Items listed in a dataset:

<<<<

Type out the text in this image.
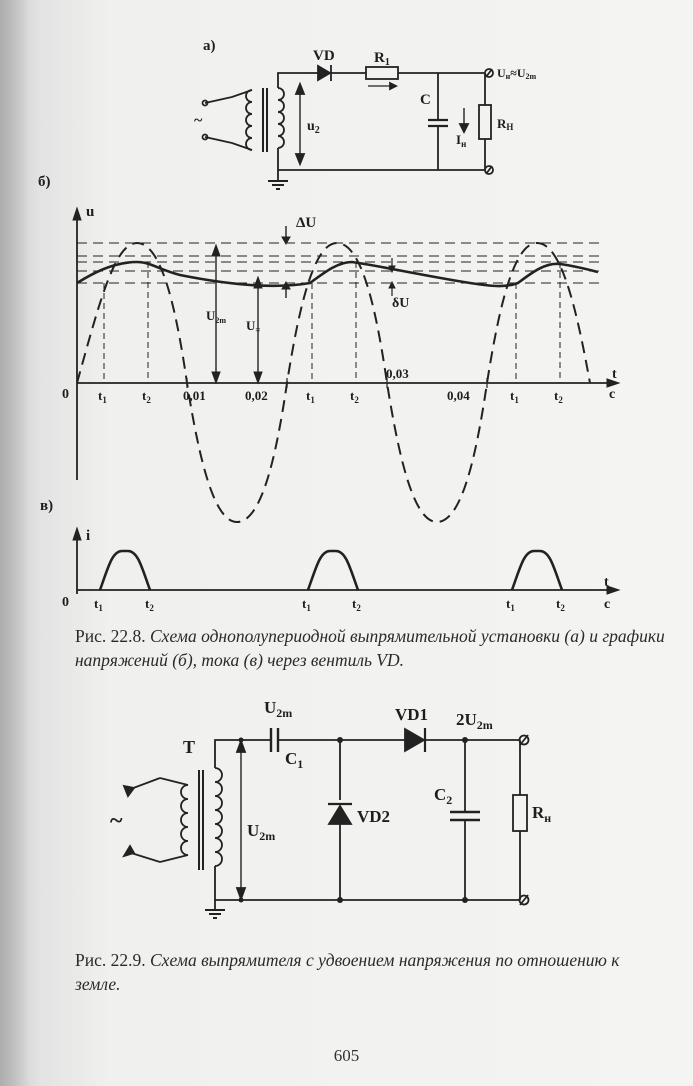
а)
VD	$R_1$
C
$u_2$
$I_н$
RН
Uн≈U2m
~
б)
u
ΔU
δU
$U_{2m}$ $U_=$
0 $t_1$	$t_2$ 0,01	0,02	$t_1$	$t_2$
0,03
0,04	$t_1$	$t_2$
t
c
в)
i
0 $t_1$	$t_2$	$t_1$	$t_2$	$t_1$	$t_2$
t
c
T
$U_{2m}$
$C_1$
VD1 $2U_{2m}$
VD2
$C_2$
$R_н$
$U_{2m}$
~
Рис. 22.8. Схема однополупериодной выпрямительной установки (а) и графики напряжений (б), тока (в) через вентиль VD.
Рис. 22.9. Схема выпрямителя с удвоением напряжения по отношению к земле.
605
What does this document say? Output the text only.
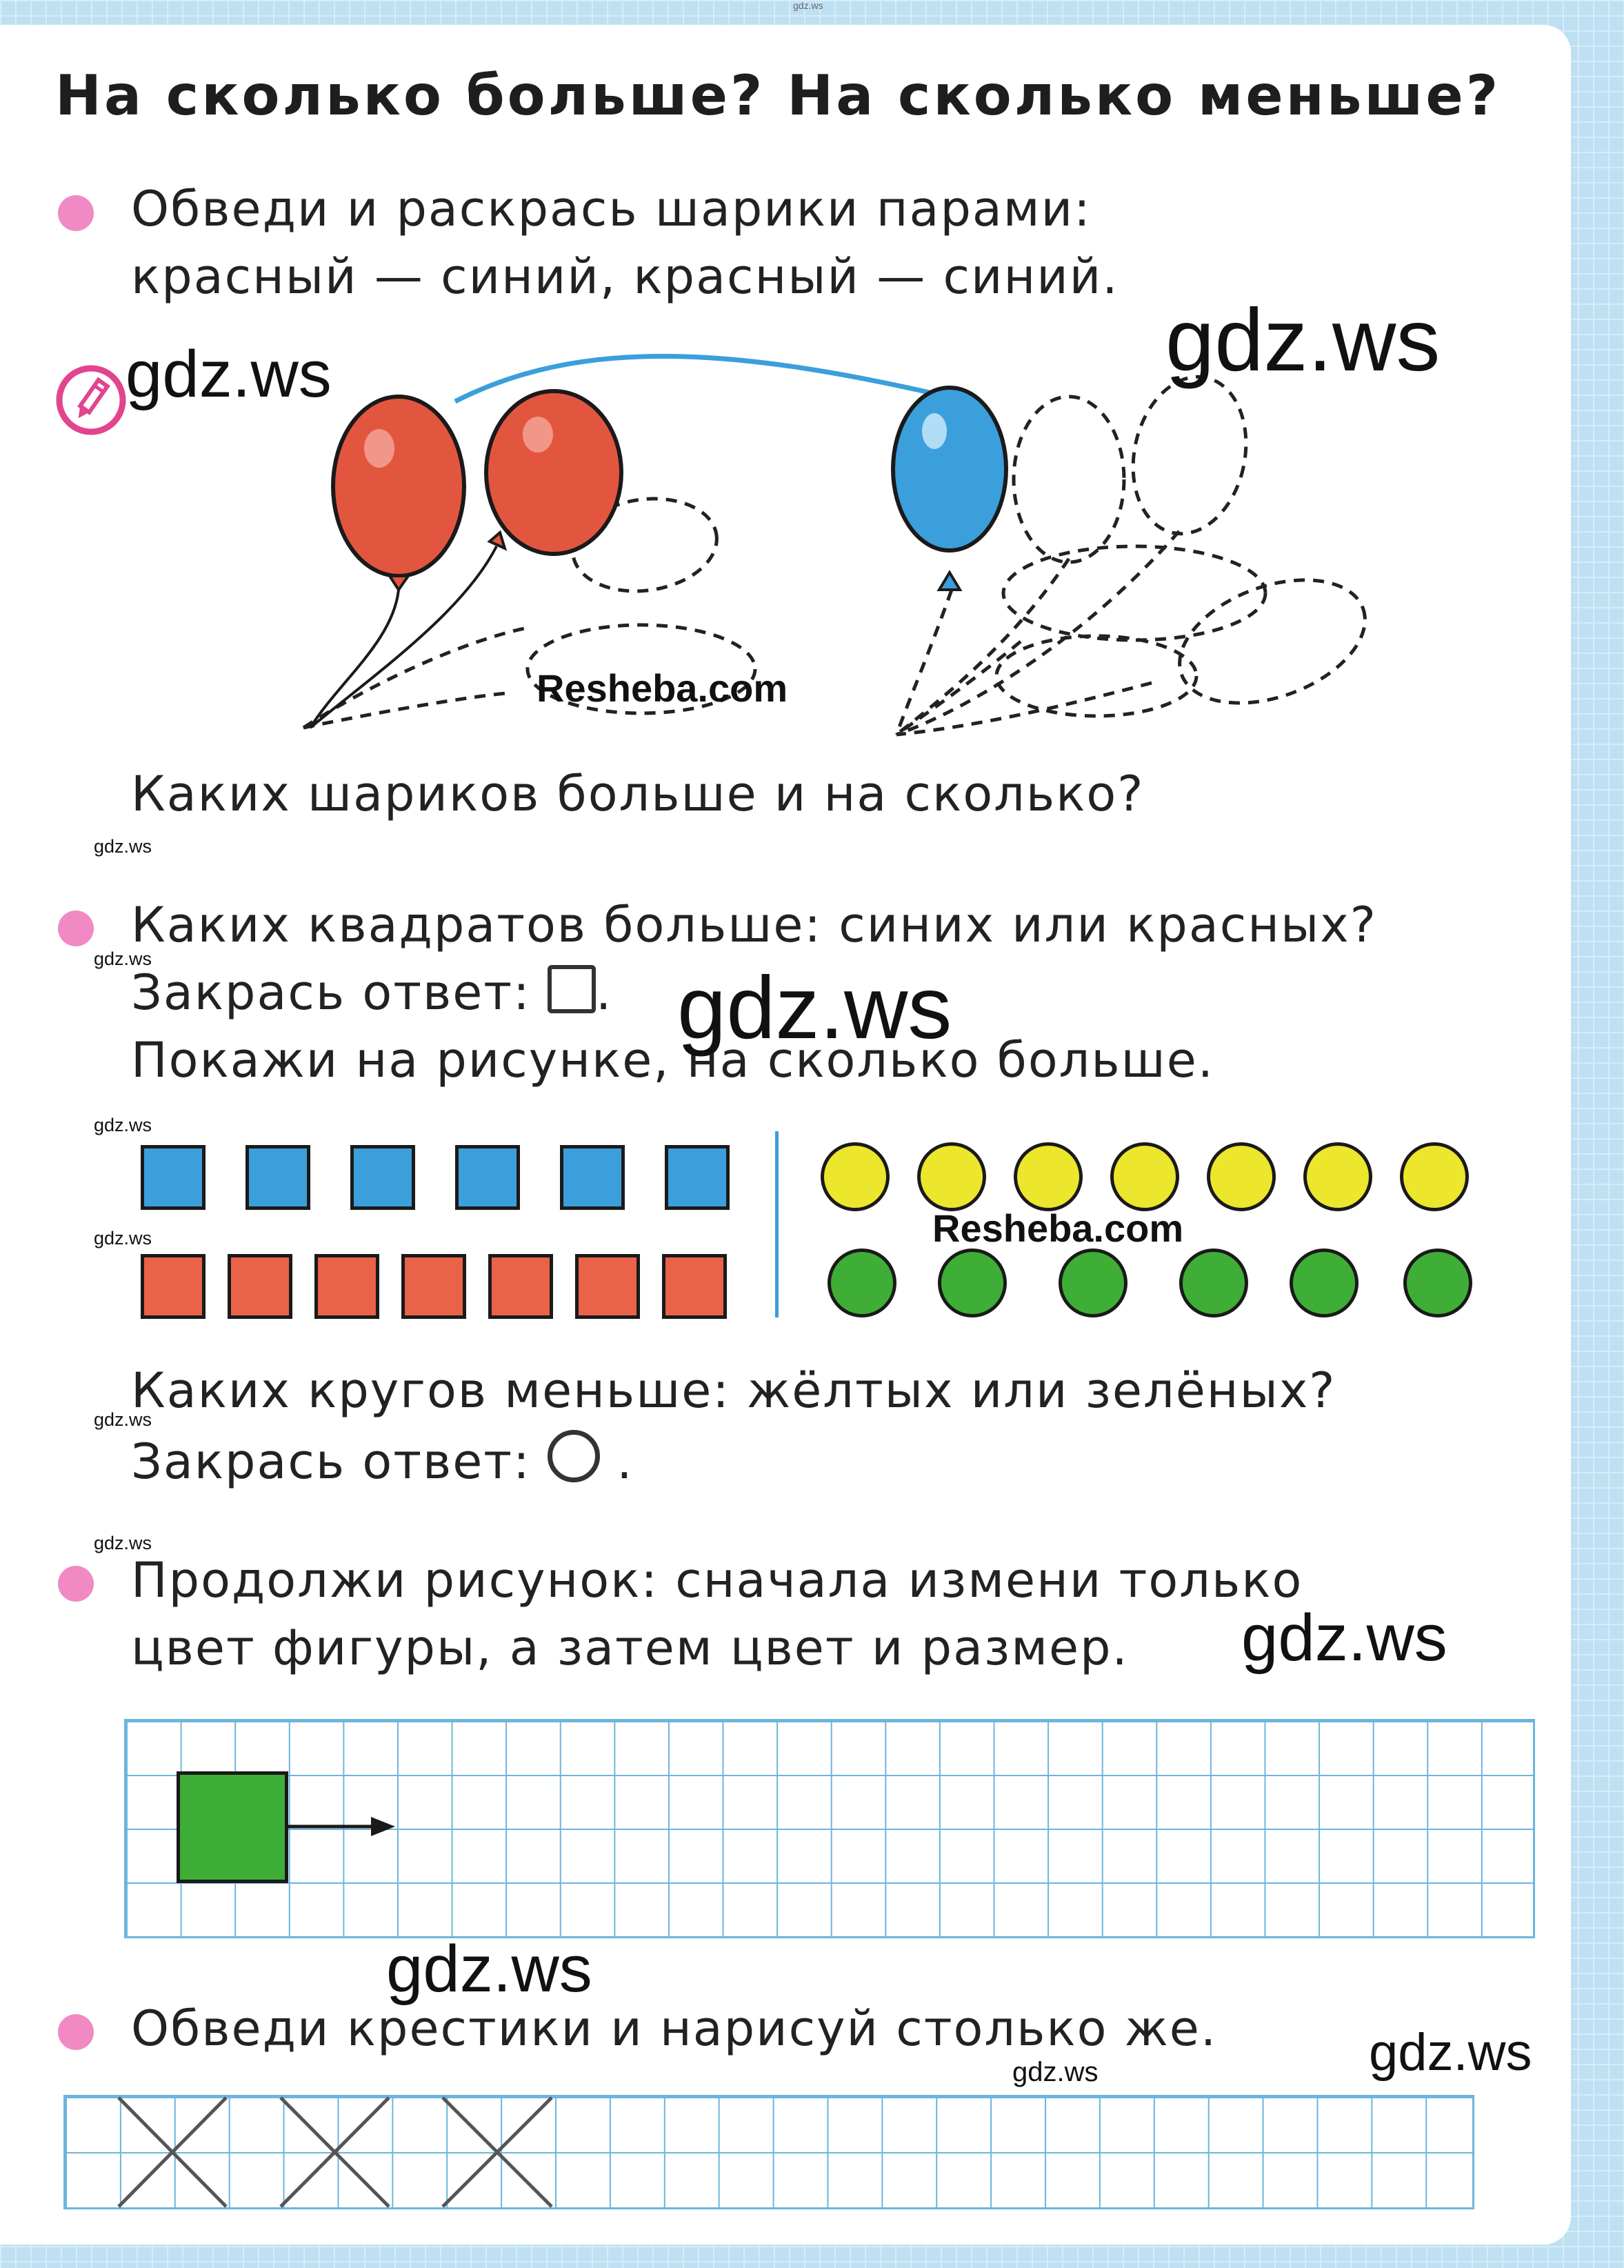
gdz.ws
На сколько больше? На сколько меньше?
Обведи и раскрась шарики парами:
красный — синий, красный — синий.
Каких шариков больше и на сколько?
Каких квадратов больше: синих или красных?
Закрась ответ: .
Покажи на рисунке, на сколько больше.
Каких кругов меньше: жёлтых или зелёных?
Закрась ответ: .
Продолжи рисунок: сначала измени только
цвет фигуры, а затем цвет и размер.
Обведи крестики и нарисуй столько же.
gdz.ws
gdz.ws
Resheba.com
gdz.ws
gdz.ws	gdz.ws
gdz.ws
Resheba.com
gdz.ws
gdz.ws
gdz.ws
gdz.ws
gdz.ws
gdz.ws	gdz.ws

>>>>

→ **Instruction**
Reproduce every entry word for word, but omit the pictures.

→ **Exercise response**
Type out the text in this image.
а)
VD	$R_1$
C
$u_2$
$I_н$
RН
Uн≈U2m
~
б)
u
ΔU
δU
$U_{2m}$ $U_=$
0 $t_1$	$t_2$ 0,01	0,02	$t_1$	$t_2$
0,03
0,04	$t_1$	$t_2$
t
c
в)
i
0 $t_1$	$t_2$	$t_1$	$t_2$	$t_1$	$t_2$
t
c
T
$U_{2m}$
$C_1$
VD1 $2U_{2m}$
VD2
$C_2$
$R_н$
$U_{2m}$
~
Рис. 22.8. Схема однополупериодной выпрямительной установки (а) и графики напряжений (б), тока (в) через вентиль VD.
Рис. 22.9. Схема выпрямителя с удвоением напряжения по отношению к земле.
605
What does this document say? Output the text only.
gdz.ws
На сколько больше? На сколько меньше?
Обведи и раскрась шарики парами:
красный — синий, красный — синий.
Каких шариков больше и на сколько?
Каких квадратов больше: синих или красных?
Закрась ответ: .
Покажи на рисунке, на сколько больше.
Каких кругов меньше: жёлтых или зелёных?
Закрась ответ: .
Продолжи рисунок: сначала измени только
цвет фигуры, а затем цвет и размер.
Обведи крестики и нарисуй столько же.
gdz.ws
gdz.ws
Resheba.com
gdz.ws
gdz.ws	gdz.ws
gdz.ws
Resheba.com
gdz.ws
gdz.ws
gdz.ws
gdz.ws
gdz.ws
gdz.ws	gdz.ws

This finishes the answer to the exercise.